**Problem statement:**
I would like every line of the records below that contains the word "mobilen" copied.

(Beginning of Input material)

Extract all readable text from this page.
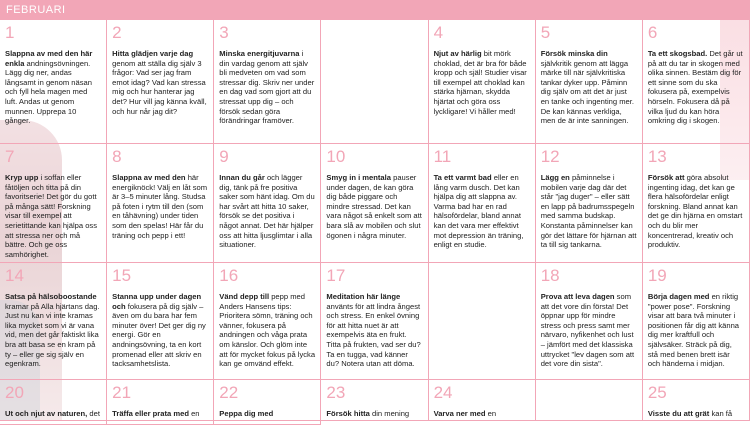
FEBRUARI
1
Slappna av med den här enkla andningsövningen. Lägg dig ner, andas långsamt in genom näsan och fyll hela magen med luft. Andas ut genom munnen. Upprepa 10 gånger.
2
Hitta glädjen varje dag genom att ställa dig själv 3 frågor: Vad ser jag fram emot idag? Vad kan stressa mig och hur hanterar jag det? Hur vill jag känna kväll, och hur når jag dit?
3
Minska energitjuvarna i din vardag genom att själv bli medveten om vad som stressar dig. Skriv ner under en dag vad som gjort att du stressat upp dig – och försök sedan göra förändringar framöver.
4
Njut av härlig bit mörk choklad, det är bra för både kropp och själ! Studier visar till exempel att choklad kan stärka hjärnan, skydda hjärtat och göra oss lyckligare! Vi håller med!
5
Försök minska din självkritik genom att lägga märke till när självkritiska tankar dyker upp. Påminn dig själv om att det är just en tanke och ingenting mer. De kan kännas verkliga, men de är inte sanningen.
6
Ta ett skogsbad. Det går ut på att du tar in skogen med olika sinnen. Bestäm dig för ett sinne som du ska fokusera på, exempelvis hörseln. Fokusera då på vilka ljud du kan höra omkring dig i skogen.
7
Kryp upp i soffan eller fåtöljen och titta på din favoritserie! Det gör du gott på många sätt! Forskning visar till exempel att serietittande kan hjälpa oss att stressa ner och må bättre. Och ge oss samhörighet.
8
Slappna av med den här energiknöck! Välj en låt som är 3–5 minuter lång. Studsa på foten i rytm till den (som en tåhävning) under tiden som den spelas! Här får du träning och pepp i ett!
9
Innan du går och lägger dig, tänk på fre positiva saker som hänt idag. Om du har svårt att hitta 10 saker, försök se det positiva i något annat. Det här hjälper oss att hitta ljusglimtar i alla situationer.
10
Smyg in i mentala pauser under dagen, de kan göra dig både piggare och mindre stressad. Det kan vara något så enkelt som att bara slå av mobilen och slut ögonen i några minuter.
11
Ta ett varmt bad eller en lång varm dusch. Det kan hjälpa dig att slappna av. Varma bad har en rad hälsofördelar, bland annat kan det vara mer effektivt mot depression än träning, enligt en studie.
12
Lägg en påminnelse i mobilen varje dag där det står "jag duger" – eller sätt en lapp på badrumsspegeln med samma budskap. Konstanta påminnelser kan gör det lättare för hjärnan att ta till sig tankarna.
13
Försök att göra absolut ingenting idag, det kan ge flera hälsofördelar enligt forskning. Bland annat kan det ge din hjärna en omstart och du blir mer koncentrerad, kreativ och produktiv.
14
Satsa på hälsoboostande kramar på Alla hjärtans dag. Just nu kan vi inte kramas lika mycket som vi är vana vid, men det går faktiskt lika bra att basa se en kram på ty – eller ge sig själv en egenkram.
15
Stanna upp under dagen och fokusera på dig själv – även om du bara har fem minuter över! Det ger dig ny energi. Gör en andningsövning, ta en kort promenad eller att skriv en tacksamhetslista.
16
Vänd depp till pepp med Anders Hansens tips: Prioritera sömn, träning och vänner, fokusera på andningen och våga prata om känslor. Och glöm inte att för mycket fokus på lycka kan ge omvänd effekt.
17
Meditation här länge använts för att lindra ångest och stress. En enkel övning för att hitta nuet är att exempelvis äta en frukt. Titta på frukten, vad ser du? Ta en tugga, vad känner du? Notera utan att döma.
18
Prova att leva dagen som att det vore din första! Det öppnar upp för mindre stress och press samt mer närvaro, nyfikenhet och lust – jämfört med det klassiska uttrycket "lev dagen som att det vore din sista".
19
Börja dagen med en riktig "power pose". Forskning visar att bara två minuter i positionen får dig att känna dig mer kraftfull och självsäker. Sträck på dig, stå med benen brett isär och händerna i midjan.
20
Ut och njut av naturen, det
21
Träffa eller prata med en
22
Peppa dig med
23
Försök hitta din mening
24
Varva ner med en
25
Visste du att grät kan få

(End of Input material)

**Your solution:**
Smyg in i mentala pauser under dagen, de kan göra dig både piggare och mindre stressad. Det kan vara något så enkelt som att bara slå av mobilen och slut ögonen i några minuter.
Lägg en påminnelse i mobilen varje dag där det står "jag duger" – eller sätt en lapp på badrumsspegeln med samma budskap. Konstanta påminnelser kan gör det lättare för hjärnan att ta till sig tankarna.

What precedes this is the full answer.